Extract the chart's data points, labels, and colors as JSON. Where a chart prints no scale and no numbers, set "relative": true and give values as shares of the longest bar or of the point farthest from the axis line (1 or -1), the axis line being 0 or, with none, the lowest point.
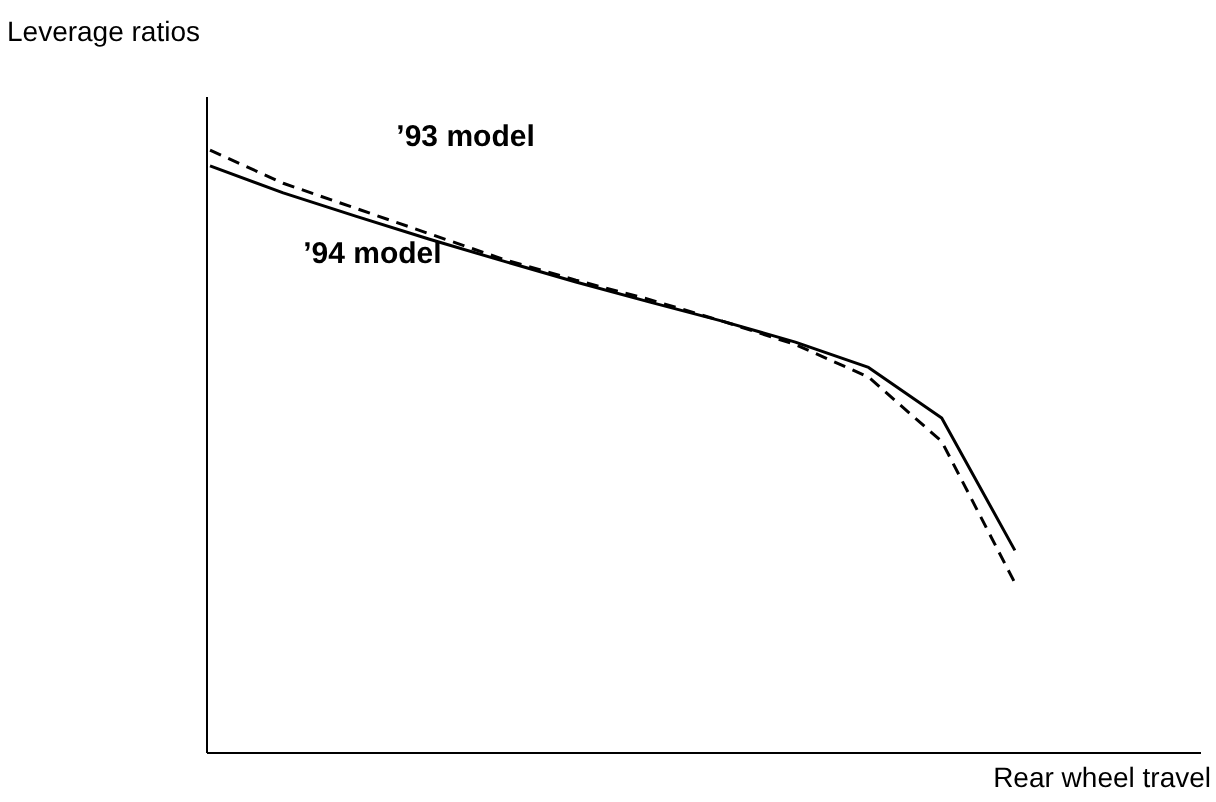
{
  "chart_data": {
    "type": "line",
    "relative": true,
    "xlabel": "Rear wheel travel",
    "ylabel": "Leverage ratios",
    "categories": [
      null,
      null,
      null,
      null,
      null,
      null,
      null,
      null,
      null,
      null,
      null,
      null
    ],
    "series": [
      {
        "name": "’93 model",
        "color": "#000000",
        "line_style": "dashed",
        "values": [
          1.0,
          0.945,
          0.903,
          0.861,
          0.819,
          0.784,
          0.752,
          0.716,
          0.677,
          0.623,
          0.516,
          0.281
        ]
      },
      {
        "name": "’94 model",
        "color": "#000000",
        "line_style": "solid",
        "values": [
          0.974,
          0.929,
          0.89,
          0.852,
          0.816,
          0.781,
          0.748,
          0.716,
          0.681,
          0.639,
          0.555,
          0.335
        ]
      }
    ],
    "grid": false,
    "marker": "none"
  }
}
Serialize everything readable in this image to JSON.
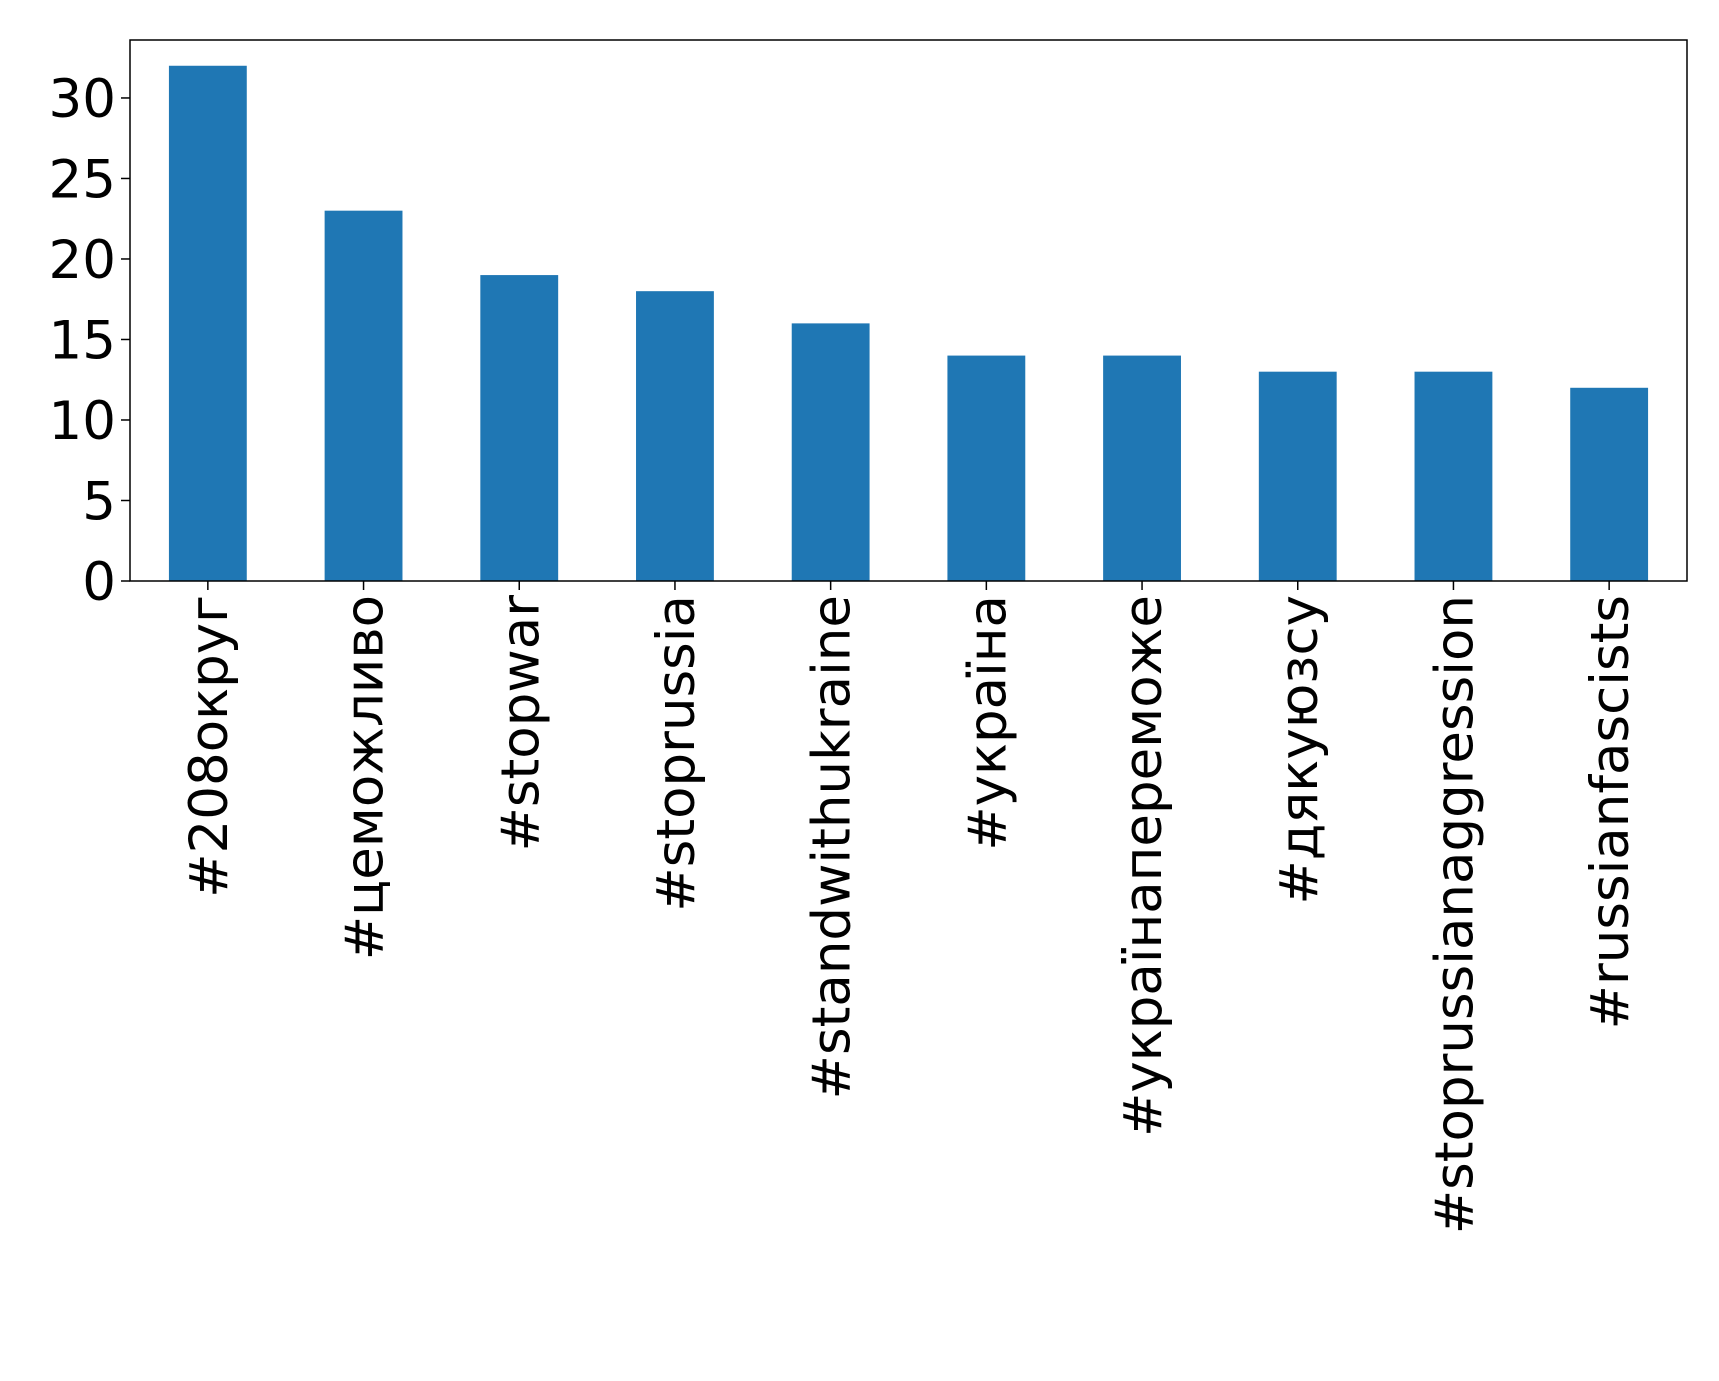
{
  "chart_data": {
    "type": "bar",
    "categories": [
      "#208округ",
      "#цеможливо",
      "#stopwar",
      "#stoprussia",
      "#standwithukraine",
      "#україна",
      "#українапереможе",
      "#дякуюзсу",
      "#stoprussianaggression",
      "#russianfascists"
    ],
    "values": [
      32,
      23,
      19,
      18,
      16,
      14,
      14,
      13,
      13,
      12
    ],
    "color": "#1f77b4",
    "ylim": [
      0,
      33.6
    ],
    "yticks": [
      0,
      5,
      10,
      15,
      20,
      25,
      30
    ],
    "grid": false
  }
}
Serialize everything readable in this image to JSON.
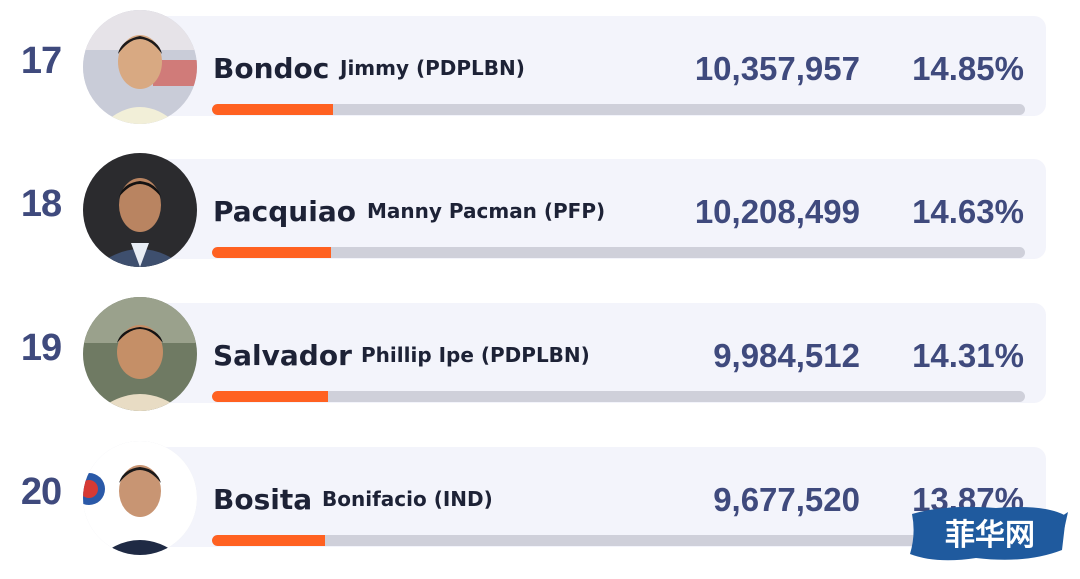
○ ○ ○ ○ ○
WHAT TO PRODUCE: Quote all the lines above exactly as given. Do not include the pictures.

OUTPUT OF THE EXERCISE:
Extract the chart's data points, labels, and colors as JSON. Where a chart prints no scale and no numbers, set "relative": true and give values as shares of the longest bar or of the point farthest from the axis line (1 or -1), the axis line being 0 or, with none, the lowest point.
{
  "chart_data": {
    "type": "line",
    "relative": true,
    "xlabel": "Rear wheel travel",
    "ylabel": "Leverage ratios",
    "categories": [
      null,
      null,
      null,
      null,
      null,
      null,
      null,
      null,
      null,
      null,
      null,
      null
    ],
    "series": [
      {
        "name": "’93 model",
        "color": "#000000",
        "line_style": "dashed",
        "values": [
          1.0,
          0.945,
          0.903,
          0.861,
          0.819,
          0.784,
          0.752,
          0.716,
          0.677,
          0.623,
          0.516,
          0.281
        ]
      },
      {
        "name": "’94 model",
        "color": "#000000",
        "line_style": "solid",
        "values": [
          0.974,
          0.929,
          0.89,
          0.852,
          0.816,
          0.781,
          0.748,
          0.716,
          0.681,
          0.639,
          0.555,
          0.335
        ]
      }
    ],
    "grid": false,
    "marker": "none"
  }
}
Serialize everything readable in this image to JSON.
{
  "chart_data": {
    "type": "bar",
    "categories": [
      "#208округ",
      "#цеможливо",
      "#stopwar",
      "#stoprussia",
      "#standwithukraine",
      "#україна",
      "#українапереможе",
      "#дякуюзсу",
      "#stoprussianaggression",
      "#russianfascists"
    ],
    "values": [
      32,
      23,
      19,
      18,
      16,
      14,
      14,
      13,
      13,
      12
    ],
    "color": "#1f77b4",
    "ylim": [
      0,
      33.6
    ],
    "yticks": [
      0,
      5,
      10,
      15,
      20,
      25,
      30
    ],
    "grid": false
  }
}
Serialize everything readable in this image to JSON.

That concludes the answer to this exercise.